[begin Dataset content]
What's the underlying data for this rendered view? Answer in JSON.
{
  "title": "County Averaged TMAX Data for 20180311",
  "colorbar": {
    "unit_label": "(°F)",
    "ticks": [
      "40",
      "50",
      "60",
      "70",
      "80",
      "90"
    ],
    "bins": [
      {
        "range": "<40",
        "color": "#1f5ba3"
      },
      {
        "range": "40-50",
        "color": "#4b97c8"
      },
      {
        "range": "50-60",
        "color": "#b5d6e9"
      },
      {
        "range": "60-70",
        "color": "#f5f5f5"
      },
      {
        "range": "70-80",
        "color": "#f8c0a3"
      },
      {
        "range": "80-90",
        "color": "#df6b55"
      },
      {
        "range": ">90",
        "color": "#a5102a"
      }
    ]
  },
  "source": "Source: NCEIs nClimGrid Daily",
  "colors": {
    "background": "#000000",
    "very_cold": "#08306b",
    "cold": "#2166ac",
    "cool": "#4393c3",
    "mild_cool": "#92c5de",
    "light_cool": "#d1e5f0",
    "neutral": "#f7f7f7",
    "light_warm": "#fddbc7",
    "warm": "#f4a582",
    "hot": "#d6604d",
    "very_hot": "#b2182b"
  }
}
[end Dataset content]
> _The task_
Produce an exact copy of every entry above.

> _Task output_
What's the underlying data for this rendered view? Answer in JSON.
{
  "title": "County Averaged TMAX Data for 20180311",
  "colorbar": {
    "unit_label": "(°F)",
    "ticks": [
      "40",
      "50",
      "60",
      "70",
      "80",
      "90"
    ],
    "bins": [
      {
        "range": "<40",
        "color": "#1f5ba3"
      },
      {
        "range": "40-50",
        "color": "#4b97c8"
      },
      {
        "range": "50-60",
        "color": "#b5d6e9"
      },
      {
        "range": "60-70",
        "color": "#f5f5f5"
      },
      {
        "range": "70-80",
        "color": "#f8c0a3"
      },
      {
        "range": "80-90",
        "color": "#df6b55"
      },
      {
        "range": ">90",
        "color": "#a5102a"
      }
    ]
  },
  "source": "Source: NCEIs nClimGrid Daily",
  "colors": {
    "background": "#000000",
    "very_cold": "#08306b",
    "cold": "#2166ac",
    "cool": "#4393c3",
    "mild_cool": "#92c5de",
    "light_cool": "#d1e5f0",
    "neutral": "#f7f7f7",
    "light_warm": "#fddbc7",
    "warm": "#f4a582",
    "hot": "#d6604d",
    "very_hot": "#b2182b"
  }
}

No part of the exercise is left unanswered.